* **Goal**
Quote each record exactly, please, leaving none out.
____ Extracted data
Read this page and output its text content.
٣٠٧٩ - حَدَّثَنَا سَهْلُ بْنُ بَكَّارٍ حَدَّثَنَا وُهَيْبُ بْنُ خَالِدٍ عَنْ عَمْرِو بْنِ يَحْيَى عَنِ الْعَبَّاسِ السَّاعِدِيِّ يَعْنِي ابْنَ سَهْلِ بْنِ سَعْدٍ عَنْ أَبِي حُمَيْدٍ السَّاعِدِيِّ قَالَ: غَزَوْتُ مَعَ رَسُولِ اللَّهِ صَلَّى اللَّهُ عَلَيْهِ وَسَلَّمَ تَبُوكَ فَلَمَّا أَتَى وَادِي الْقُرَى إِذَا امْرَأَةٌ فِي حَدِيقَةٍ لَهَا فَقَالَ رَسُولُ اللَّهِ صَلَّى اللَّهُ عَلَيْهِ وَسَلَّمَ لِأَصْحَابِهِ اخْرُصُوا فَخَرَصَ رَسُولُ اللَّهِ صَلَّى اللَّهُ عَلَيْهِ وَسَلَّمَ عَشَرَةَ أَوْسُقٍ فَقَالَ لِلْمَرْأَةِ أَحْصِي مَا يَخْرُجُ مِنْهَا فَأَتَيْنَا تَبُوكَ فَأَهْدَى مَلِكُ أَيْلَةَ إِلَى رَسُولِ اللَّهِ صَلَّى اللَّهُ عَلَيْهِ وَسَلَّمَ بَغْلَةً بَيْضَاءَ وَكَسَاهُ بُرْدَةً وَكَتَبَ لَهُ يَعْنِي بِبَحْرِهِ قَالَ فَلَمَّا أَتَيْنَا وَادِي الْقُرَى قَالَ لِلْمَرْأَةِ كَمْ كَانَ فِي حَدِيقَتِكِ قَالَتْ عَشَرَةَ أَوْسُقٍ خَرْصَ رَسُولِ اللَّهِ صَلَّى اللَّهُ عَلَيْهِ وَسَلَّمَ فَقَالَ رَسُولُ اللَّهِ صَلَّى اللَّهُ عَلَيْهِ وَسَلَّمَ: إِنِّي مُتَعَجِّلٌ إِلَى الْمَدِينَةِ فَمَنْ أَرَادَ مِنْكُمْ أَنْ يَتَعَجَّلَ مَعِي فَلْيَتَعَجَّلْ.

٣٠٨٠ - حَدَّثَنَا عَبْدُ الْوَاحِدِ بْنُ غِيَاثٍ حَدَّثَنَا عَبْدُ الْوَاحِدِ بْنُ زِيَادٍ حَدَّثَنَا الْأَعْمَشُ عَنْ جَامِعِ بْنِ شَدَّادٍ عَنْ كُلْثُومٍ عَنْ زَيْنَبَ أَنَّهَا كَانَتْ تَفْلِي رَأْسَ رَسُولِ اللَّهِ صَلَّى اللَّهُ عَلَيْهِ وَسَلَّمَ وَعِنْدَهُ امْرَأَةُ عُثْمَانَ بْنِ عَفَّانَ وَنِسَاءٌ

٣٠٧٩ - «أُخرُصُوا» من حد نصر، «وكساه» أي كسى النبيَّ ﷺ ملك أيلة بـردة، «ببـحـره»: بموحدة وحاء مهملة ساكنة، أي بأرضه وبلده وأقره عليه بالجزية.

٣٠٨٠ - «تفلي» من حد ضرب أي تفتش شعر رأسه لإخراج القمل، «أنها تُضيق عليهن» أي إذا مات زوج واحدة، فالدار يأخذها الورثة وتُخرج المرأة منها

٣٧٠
________
* **Problem solution**
Read this page and output its text content.
٣٠٧٩ - حَدَّثَنَا سَهْلُ بْنُ بَكَّارٍ حَدَّثَنَا وُهَيْبُ بْنُ خَالِدٍ عَنْ عَمْرِو بْنِ يَحْيَى عَنِ الْعَبَّاسِ السَّاعِدِيِّ يَعْنِي ابْنَ سَهْلِ بْنِ سَعْدٍ عَنْ أَبِي حُمَيْدٍ السَّاعِدِيِّ قَالَ: غَزَوْتُ مَعَ رَسُولِ اللَّهِ صَلَّى اللَّهُ عَلَيْهِ وَسَلَّمَ تَبُوكَ فَلَمَّا أَتَى وَادِي الْقُرَى إِذَا امْرَأَةٌ فِي حَدِيقَةٍ لَهَا فَقَالَ رَسُولُ اللَّهِ صَلَّى اللَّهُ عَلَيْهِ وَسَلَّمَ لِأَصْحَابِهِ اخْرُصُوا فَخَرَصَ رَسُولُ اللَّهِ صَلَّى اللَّهُ عَلَيْهِ وَسَلَّمَ عَشَرَةَ أَوْسُقٍ فَقَالَ لِلْمَرْأَةِ أَحْصِي مَا يَخْرُجُ مِنْهَا فَأَتَيْنَا تَبُوكَ فَأَهْدَى مَلِكُ أَيْلَةَ إِلَى رَسُولِ اللَّهِ صَلَّى اللَّهُ عَلَيْهِ وَسَلَّمَ بَغْلَةً بَيْضَاءَ وَكَسَاهُ بُرْدَةً وَكَتَبَ لَهُ يَعْنِي بِبَحْرِهِ قَالَ فَلَمَّا أَتَيْنَا وَادِي الْقُرَى قَالَ لِلْمَرْأَةِ كَمْ كَانَ فِي حَدِيقَتِكِ قَالَتْ عَشَرَةَ أَوْسُقٍ خَرْصَ رَسُولِ اللَّهِ صَلَّى اللَّهُ عَلَيْهِ وَسَلَّمَ فَقَالَ رَسُولُ اللَّهِ صَلَّى اللَّهُ عَلَيْهِ وَسَلَّمَ: إِنِّي مُتَعَجِّلٌ إِلَى الْمَدِينَةِ فَمَنْ أَرَادَ مِنْكُمْ أَنْ يَتَعَجَّلَ مَعِي فَلْيَتَعَجَّلْ.

٣٠٨٠ - حَدَّثَنَا عَبْدُ الْوَاحِدِ بْنُ غِيَاثٍ حَدَّثَنَا عَبْدُ الْوَاحِدِ بْنُ زِيَادٍ حَدَّثَنَا الْأَعْمَشُ عَنْ جَامِعِ بْنِ شَدَّادٍ عَنْ كُلْثُومٍ عَنْ زَيْنَبَ أَنَّهَا كَانَتْ تَفْلِي رَأْسَ رَسُولِ اللَّهِ صَلَّى اللَّهُ عَلَيْهِ وَسَلَّمَ وَعِنْدَهُ امْرَأَةُ عُثْمَانَ بْنِ عَفَّانَ وَنِسَاءٌ

٣٠٧٩ - «أُخرُصُوا» من حد نصر، «وكساه» أي كسى النبيَّ ﷺ ملك أيلة بـردة، «ببـحـره»: بموحدة وحاء مهملة ساكنة، أي بأرضه وبلده وأقره عليه بالجزية.

٣٠٨٠ - «تفلي» من حد ضرب أي تفتش شعر رأسه لإخراج القمل، «أنها تُضيق عليهن» أي إذا مات زوج واحدة، فالدار يأخذها الورثة وتُخرج المرأة منها

٣٧٠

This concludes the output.